(Data records)
===

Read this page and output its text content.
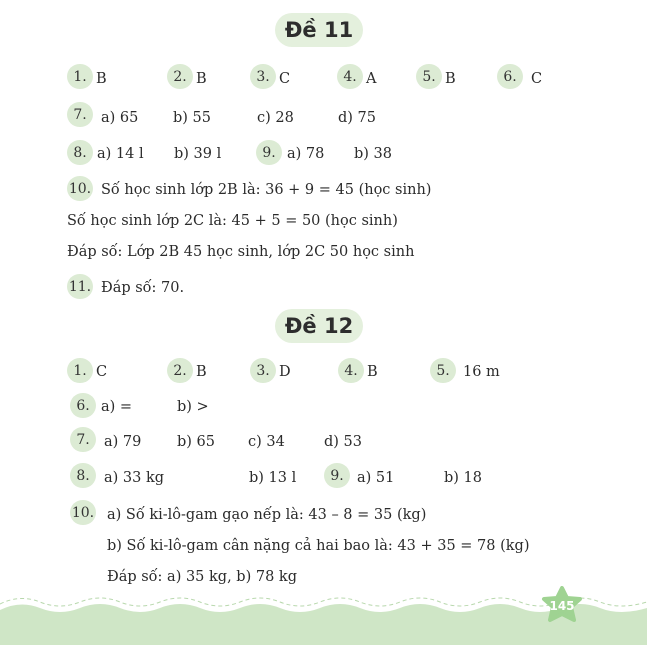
Đề 11
1. B	2. B	3. C	4. A	5. B	6. C
7. a) 65 b) 55	c) 28	d) 75
8. a) 14 l b) 39 l	9. a) 78 b) 38
10. Số học sinh lớp 2B là: 36 + 9 = 45 (học sinh)
Số học sinh lớp 2C là: 45 + 5 = 50 (học sinh)
Đáp số: Lớp 2B 45 học sinh, lớp 2C 50 học sinh
11. Đáp số: 70.
Đề 12
1. C	2. B	3. D	4. B	5. 16 m
6. a) =	b) >
7. a) 79 b) 65 c) 34	d) 53
8. a) 33 kg	b) 13 l	9. a) 51	b) 18
10. a) Số ki-lô-gam gạo nếp là: 43 – 8 = 35 (kg)
b) Số ki-lô-gam cân nặng cả hai bao là: 43 + 35 = 78 (kg)
Đáp số: a) 35 kg, b) 78 kg
145
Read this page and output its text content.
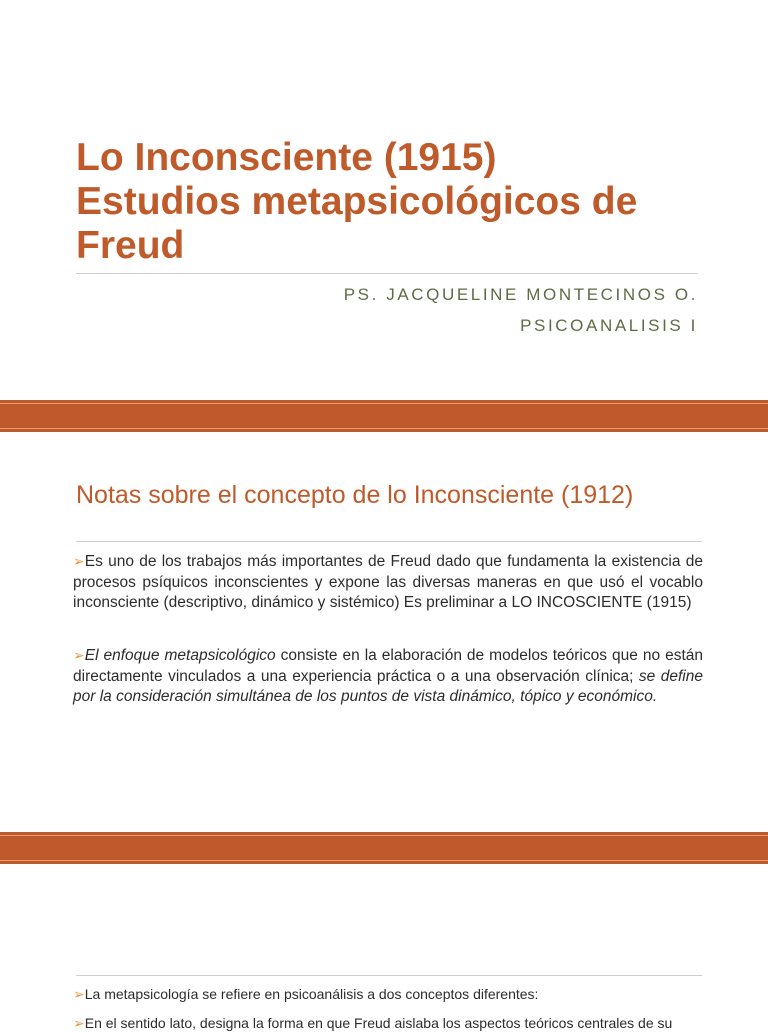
Lo Inconsciente (1915)
Estudios metapsicológicos de
Freud

PS. JACQUELINE MONTECINOS O.

PSICOANALISIS I

Notas sobre el concepto de lo Inconsciente (1912)

➢Es uno de los trabajos más importantes de Freud dado que fundamenta la existencia de procesos psíquicos inconscientes y expone las diversas maneras en que usó el vocablo inconsciente (descriptivo, dinámico y sistémico) Es preliminar a LO INCOSCIENTE (1915)

➢El enfoque metapsicológico consiste en la elaboración de modelos teóricos que no están directamente vinculados a una experiencia práctica o a una observación clínica; se define por la consideración simultánea de los puntos de vista dinámico, tópico y económico.

➢La metapsicología se refiere en psicoanálisis a dos conceptos diferentes:

➢En el sentido lato, designa la forma en que Freud aislaba los aspectos teóricos centrales de su
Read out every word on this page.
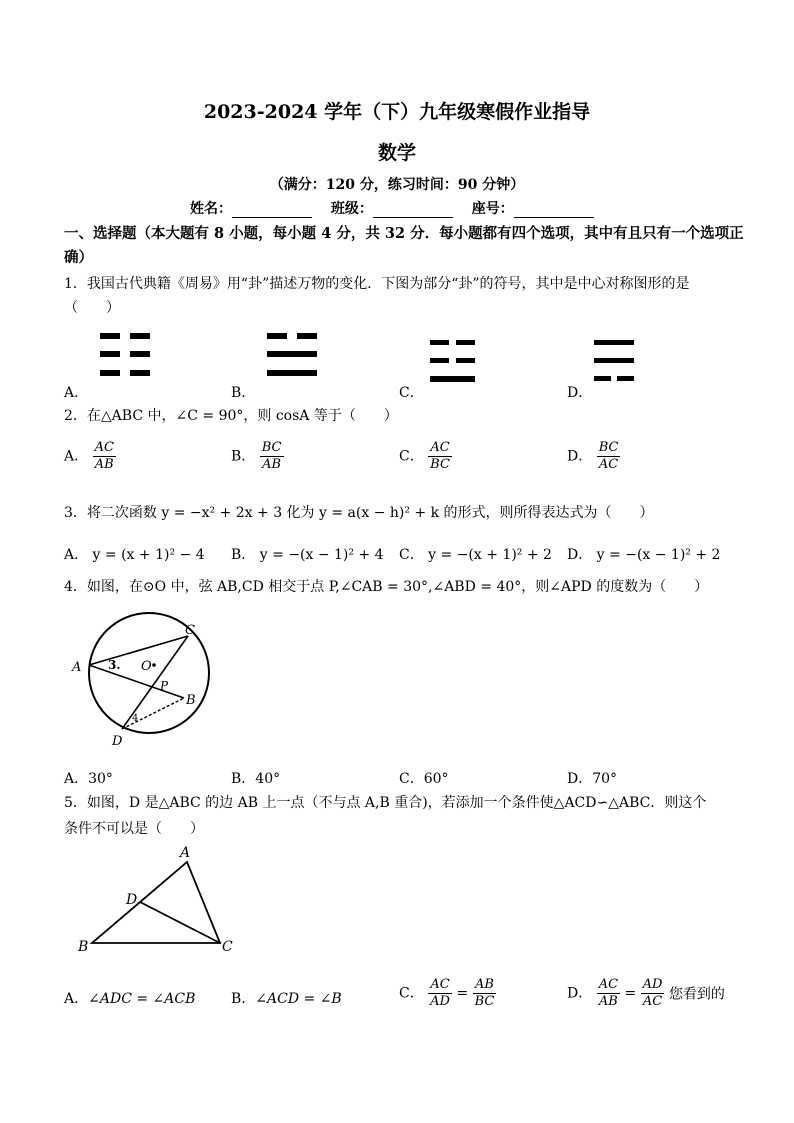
2023-2024 学年（下）九年级寒假作业指导
数学
（满分：120 分，练习时间：90 分钟）
姓名：	班级：	座号：
一、选择题（本大题有 8 小题，每小题 4 分，共 32 分．每小题都有四个选项，其中有且只有一个选项正确）
1．我国古代典籍《周易》用“卦”描述万物的变化．下图为部分“卦”的符号，其中是中心对称图形的是
（　　）
A．	B．	C．	D．
2．在△ABC 中，∠C = 90°，则 cosA 等于（　　）
A． $\frac{AC}{AB}$	B． $\frac{BC}{AB}$	C． $\frac{AC}{BC}$	D． $\frac{BC}{AC}$
3．将二次函数 y = −x² + 2x + 3 化为 y = a(x − h)² + k 的形式，则所得表达式为（　　）
A． y = (x + 1)² − 4 B． y = −(x − 1)² + 4 C． y = −(x + 1)² + 2 D． y = −(x − 1)² + 2
4．如图，在⊙O 中，弦 AB,CD 相交于点 P,∠CAB = 30°,∠ABD = 40°，则∠APD 的度数为（　　）
A
C
B
D
O
P
3.
4
A．30°	B．40°	C．60°	D．70°
5．如图，D 是△ABC 的边 AB 上一点（不与点 A,B 重合)，若添加一个条件使△ACD∽△ABC．则这个
条件不可以是（　　）
A
D
B	C
A．∠ADC = ∠ACB	B．∠ACD = ∠B	C． $\frac{AC}{AD} = \frac{AB}{BC}$	D． $\frac{AC}{AB} = \frac{AD}{AC}$ 您看到的
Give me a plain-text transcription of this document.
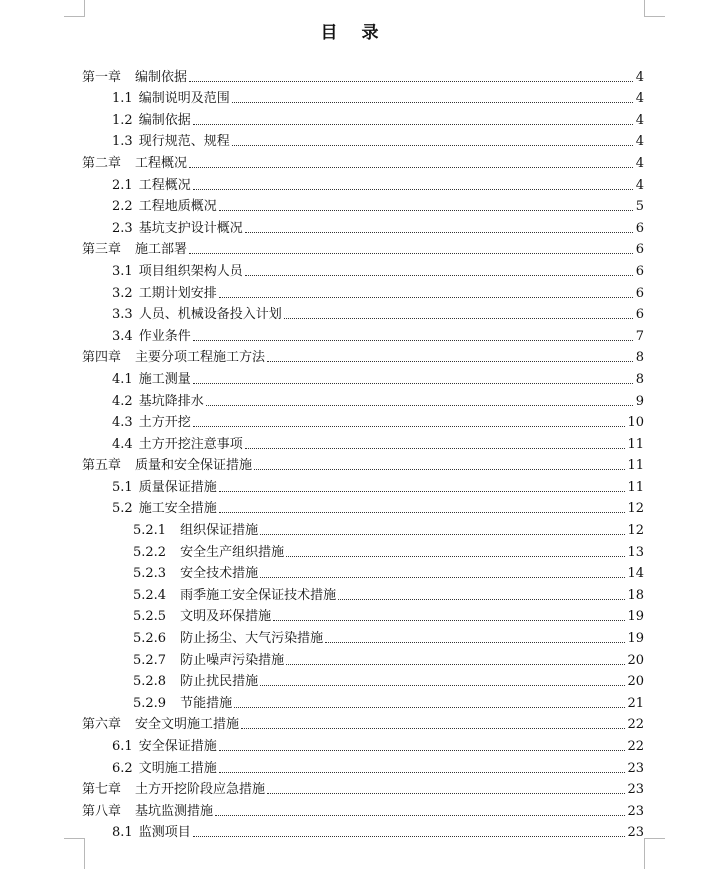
目 录
第一章 编制依据	4
1.1 编制说明及范围	4
1.2 编制依据	4
1.3 现行规范、规程	4
第二章 工程概况	4
2.1 工程概况	4
2.2 工程地质概况	5
2.3 基坑支护设计概况	6
第三章 施工部署	6
3.1 项目组织架构人员	6
3.2 工期计划安排	6
3.3 人员、机械设备投入计划	6
3.4 作业条件	7
第四章 主要分项工程施工方法	8
4.1 施工测量	8
4.2 基坑降排水	9
4.3 土方开挖	10
4.4 土方开挖注意事项	11
第五章 质量和安全保证措施	11
5.1 质量保证措施	11
5.2 施工安全措施	12
5.2.1 组织保证措施	12
5.2.2 安全生产组织措施	13
5.2.3 安全技术措施	14
5.2.4 雨季施工安全保证技术措施	18
5.2.5 文明及环保措施	19
5.2.6 防止扬尘、大气污染措施	19
5.2.7 防止噪声污染措施	20
5.2.8 防止扰民措施	20
5.2.9 节能措施	21
第六章 安全文明施工措施	22
6.1 安全保证措施	22
6.2 文明施工措施	23
第七章 土方开挖阶段应急措施	23
第八章 基坑监测措施	23
8.1 监测项目	23
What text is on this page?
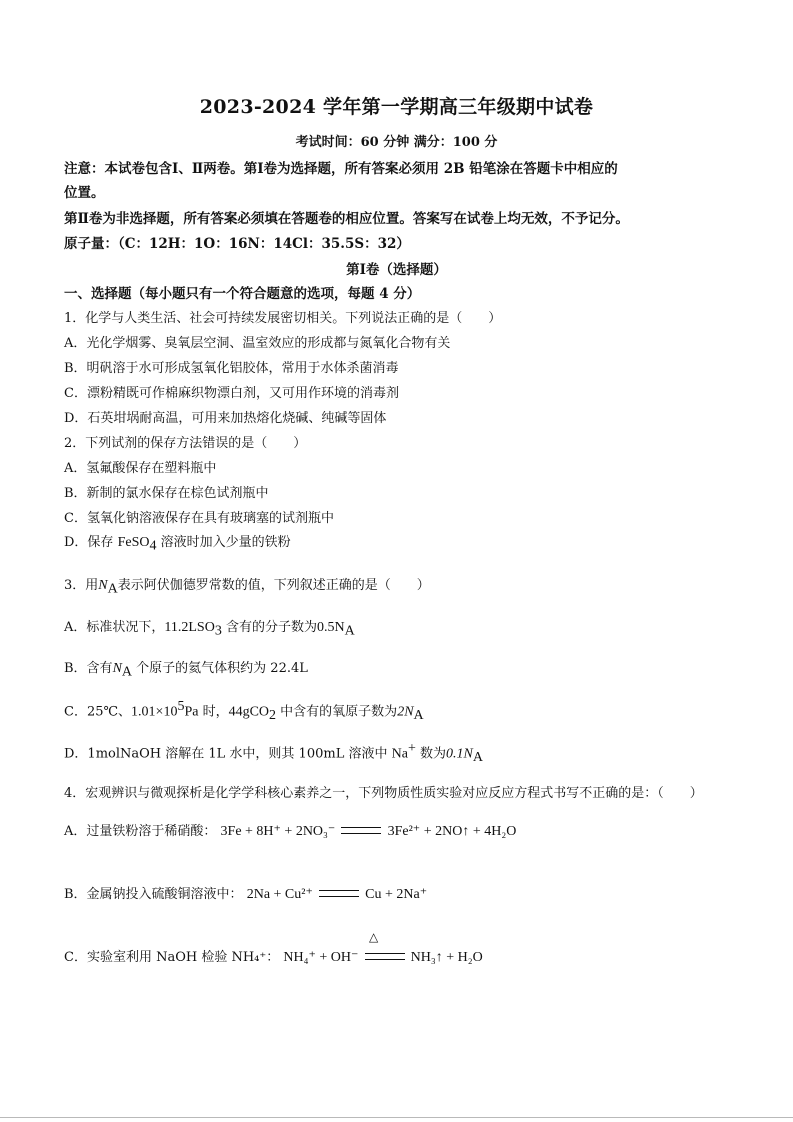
2023-2024 学年第一学期高三年级期中试卷
考试时间：60 分钟 满分：100 分
注意：本试卷包含Ⅰ、Ⅱ两卷。第Ⅰ卷为选择题，所有答案必须用 2B 铅笔涂在答题卡中相应的
位置。
第Ⅱ卷为非选择题，所有答案必须填在答题卷的相应位置。答案写在试卷上均无效，不予记分。
原子量：（C：12H：1O：16N：14Cl：35.5S：32）
第Ⅰ卷（选择题）
一、选择题（每小题只有一个符合题意的选项，每题 4 分）
1．化学与人类生活、社会可持续发展密切相关。下列说法正确的是（　　）
A．光化学烟雾、臭氧层空洞、温室效应的形成都与氮氧化合物有关
B．明矾溶于水可形成氢氧化铝胶体，常用于水体杀菌消毒
C．漂粉精既可作棉麻织物漂白剂，又可用作环境的消毒剂
D．石英坩埚耐高温，可用来加热熔化烧碱、纯碱等固体
2．下列试剂的保存方法错误的是（　　）
A．氢氟酸保存在塑料瓶中
B．新制的氯水保存在棕色试剂瓶中
C．氢氧化钠溶液保存在具有玻璃塞的试剂瓶中
D．保存 FeSO$_4$ 溶液时加入少量的铁粉
3．用$N_A$表示阿伏伽德罗常数的值，下列叙述正确的是（　　）
A．标准状况下，$11.2LSO_3$ 含有的分子数为$0.5N_A$
B．含有$N_A$ 个原子的氦气体积约为 22.4L
C．25℃、$1.01\times 10^5Pa$ 时，44gCO$_2$ 中含有的氧原子数为$2N_A$
D．1molNaOH 溶解在 1L 水中，则其 100mL 溶液中 Na+ 数为$0.1N_A$
4．宏观辨识与微观探析是化学学科核心素养之一，下列物质性质实验对应反应方程式书写不正确的是：（　　）
A．过量铁粉溶于稀硝酸： 3Fe + 8H⁺ + 2NO₃⁻	3Fe²⁺ + 2NO↑ + 4H₂O
B．金属钠投入硫酸铜溶液中： 2Na + Cu²⁺	Cu + 2Na⁺
△
C．实验室利用 NaOH 检验 NH₄⁺： NH₄⁺ + OH⁻	NH₃↑ + H₂O
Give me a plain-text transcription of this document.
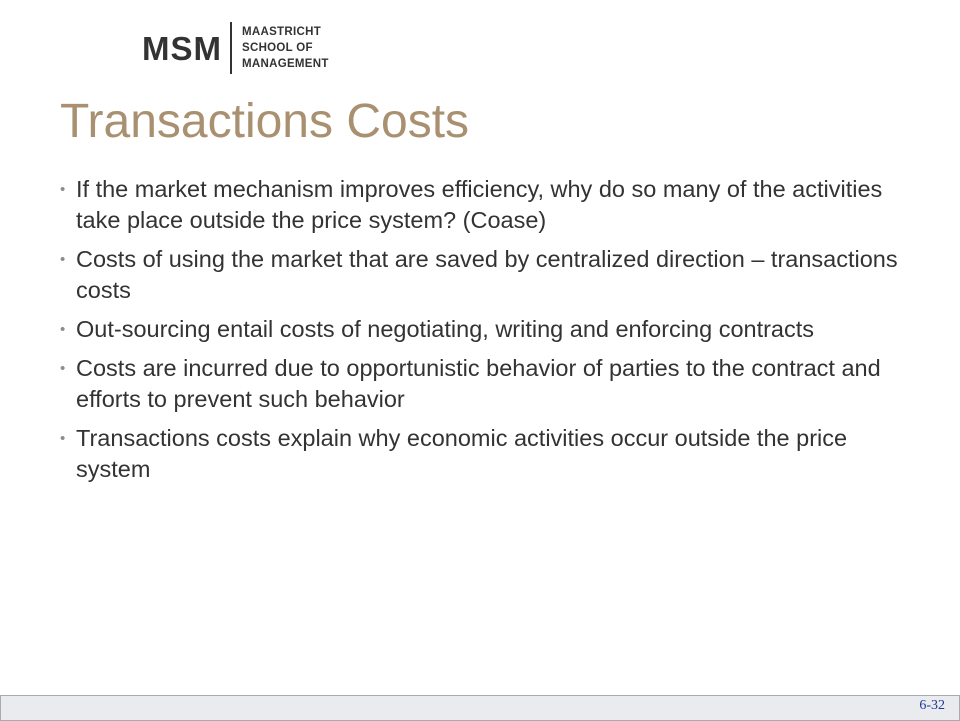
MSM MAASTRICHT
SCHOOL OF
MANAGEMENT
Transactions Costs
• If the market mechanism improves efficiency, why do so many of the activities take place outside the price system? (Coase)
• Costs of using the market that are saved by centralized direction – transactions costs
• Out-sourcing entail costs of negotiating, writing and enforcing contracts
• Costs are incurred due to opportunistic behavior of parties to the contract and efforts to prevent such behavior
• Transactions costs explain why economic activities occur outside the price system
6-32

===

What is needed. Copy out the listing exactly as it stands, but not the pictures.

Solution for this task.
Read this page and output its text content.
Đề 11
1. B	2. B	3. C	4. A	5. B	6. C
7. a) 65 b) 55	c) 28	d) 75
8. a) 14 l b) 39 l	9. a) 78 b) 38
10. Số học sinh lớp 2B là: 36 + 9 = 45 (học sinh)
Số học sinh lớp 2C là: 45 + 5 = 50 (học sinh)
Đáp số: Lớp 2B 45 học sinh, lớp 2C 50 học sinh
11. Đáp số: 70.
Đề 12
1. C	2. B	3. D	4. B	5. 16 m
6. a) =	b) >
7. a) 79 b) 65 c) 34	d) 53
8. a) 33 kg	b) 13 l	9. a) 51	b) 18
10. a) Số ki-lô-gam gạo nếp là: 43 – 8 = 35 (kg)
b) Số ki-lô-gam cân nặng cả hai bao là: 43 + 35 = 78 (kg)
Đáp số: a) 35 kg, b) 78 kg
145
Read this page and output its text content.
Lo Inconsciente (1915)
Estudios metapsicológicos de
Freud

PS. JACQUELINE MONTECINOS O.

PSICOANALISIS I

Notas sobre el concepto de lo Inconsciente (1912)

➢Es uno de los trabajos más importantes de Freud dado que fundamenta la existencia de procesos psíquicos inconscientes y expone las diversas maneras en que usó el vocablo inconsciente (descriptivo, dinámico y sistémico) Es preliminar a LO INCOSCIENTE (1915)

➢El enfoque metapsicológico consiste en la elaboración de modelos teóricos que no están directamente vinculados a una experiencia práctica o a una observación clínica; se define por la consideración simultánea de los puntos de vista dinámico, tópico y económico.

➢La metapsicología se refiere en psicoanálisis a dos conceptos diferentes:

➢En el sentido lato, designa la forma en que Freud aislaba los aspectos teóricos centrales de su
Read out every word on this page.
2023-2024 学年（下）九年级寒假作业指导
数学
（满分：120 分，练习时间：90 分钟）
姓名：	班级：	座号：
一、选择题（本大题有 8 小题，每小题 4 分，共 32 分．每小题都有四个选项，其中有且只有一个选项正确）
1．我国古代典籍《周易》用“卦”描述万物的变化．下图为部分“卦”的符号，其中是中心对称图形的是
（　　）
A．	B．	C．	D．
2．在△ABC 中，∠C = 90°，则 cosA 等于（　　）
A． $\frac{AC}{AB}$	B． $\frac{BC}{AB}$	C． $\frac{AC}{BC}$	D． $\frac{BC}{AC}$
3．将二次函数 y = −x² + 2x + 3 化为 y = a(x − h)² + k 的形式，则所得表达式为（　　）
A． y = (x + 1)² − 4 B． y = −(x − 1)² + 4 C． y = −(x + 1)² + 2 D． y = −(x − 1)² + 2
4．如图，在⊙O 中，弦 AB,CD 相交于点 P,∠CAB = 30°,∠ABD = 40°，则∠APD 的度数为（　　）
A
C
B
D
O
P
3.
4
A．30°	B．40°	C．60°	D．70°
5．如图，D 是△ABC 的边 AB 上一点（不与点 A,B 重合)，若添加一个条件使△ACD∽△ABC．则这个
条件不可以是（　　）
A
D
B	C
A．∠ADC = ∠ACB	B．∠ACD = ∠B	C． $\frac{AC}{AD} = \frac{AB}{BC}$	D． $\frac{AC}{AB} = \frac{AD}{AC}$ 您看到的
Give me a plain-text transcription of this document.
目 录
第一章 编制依据	4
1.1 编制说明及范围	4
1.2 编制依据	4
1.3 现行规范、规程	4
第二章 工程概况	4
2.1 工程概况	4
2.2 工程地质概况	5
2.3 基坑支护设计概况	6
第三章 施工部署	6
3.1 项目组织架构人员	6
3.2 工期计划安排	6
3.3 人员、机械设备投入计划	6
3.4 作业条件	7
第四章 主要分项工程施工方法	8
4.1 施工测量	8
4.2 基坑降排水	9
4.3 土方开挖	10
4.4 土方开挖注意事项	11
第五章 质量和安全保证措施	11
5.1 质量保证措施	11
5.2 施工安全措施	12
5.2.1 组织保证措施	12
5.2.2 安全生产组织措施	13
5.2.3 安全技术措施	14
5.2.4 雨季施工安全保证技术措施	18
5.2.5 文明及环保措施	19
5.2.6 防止扬尘、大气污染措施	19
5.2.7 防止噪声污染措施	20
5.2.8 防止扰民措施	20
5.2.9 节能措施	21
第六章 安全文明施工措施	22
6.1 安全保证措施	22
6.2 文明施工措施	23
第七章 土方开挖阶段应急措施	23
第八章 基坑监测措施	23
8.1 监测项目	23
What text is on this page?
2023-2024 学年第一学期高三年级期中试卷
考试时间：60 分钟 满分：100 分
注意：本试卷包含Ⅰ、Ⅱ两卷。第Ⅰ卷为选择题，所有答案必须用 2B 铅笔涂在答题卡中相应的
位置。
第Ⅱ卷为非选择题，所有答案必须填在答题卷的相应位置。答案写在试卷上均无效，不予记分。
原子量：（C：12H：1O：16N：14Cl：35.5S：32）
第Ⅰ卷（选择题）
一、选择题（每小题只有一个符合题意的选项，每题 4 分）
1．化学与人类生活、社会可持续发展密切相关。下列说法正确的是（　　）
A．光化学烟雾、臭氧层空洞、温室效应的形成都与氮氧化合物有关
B．明矾溶于水可形成氢氧化铝胶体，常用于水体杀菌消毒
C．漂粉精既可作棉麻织物漂白剂，又可用作环境的消毒剂
D．石英坩埚耐高温，可用来加热熔化烧碱、纯碱等固体
2．下列试剂的保存方法错误的是（　　）
A．氢氟酸保存在塑料瓶中
B．新制的氯水保存在棕色试剂瓶中
C．氢氧化钠溶液保存在具有玻璃塞的试剂瓶中
D．保存 FeSO$_4$ 溶液时加入少量的铁粉
3．用$N_A$表示阿伏伽德罗常数的值，下列叙述正确的是（　　）
A．标准状况下，$11.2LSO_3$ 含有的分子数为$0.5N_A$
B．含有$N_A$ 个原子的氦气体积约为 22.4L
C．25℃、$1.01\times 10^5Pa$ 时，44gCO$_2$ 中含有的氧原子数为$2N_A$
D．1molNaOH 溶解在 1L 水中，则其 100mL 溶液中 Na+ 数为$0.1N_A$
4．宏观辨识与微观探析是化学学科核心素养之一，下列物质性质实验对应反应方程式书写不正确的是：（　　）
A．过量铁粉溶于稀硝酸： 3Fe + 8H⁺ + 2NO₃⁻	3Fe²⁺ + 2NO↑ + 4H₂O
B．金属钠投入硫酸铜溶液中： 2Na + Cu²⁺	Cu + 2Na⁺
△
C．实验室利用 NaOH 检验 NH₄⁺： NH₄⁺ + OH⁻	NH₃↑ + H₂O
Give me a plain-text transcription of this document.
MSM MAASTRICHT
SCHOOL OF
MANAGEMENT
Transactions Costs
• If the market mechanism improves efficiency, why do so many of the activities take place outside the price system? (Coase)
• Costs of using the market that are saved by centralized direction – transactions costs
• Out-sourcing entail costs of negotiating, writing and enforcing contracts
• Costs are incurred due to opportunistic behavior of parties to the contract and efforts to prevent such behavior
• Transactions costs explain why economic activities occur outside the price system
6-32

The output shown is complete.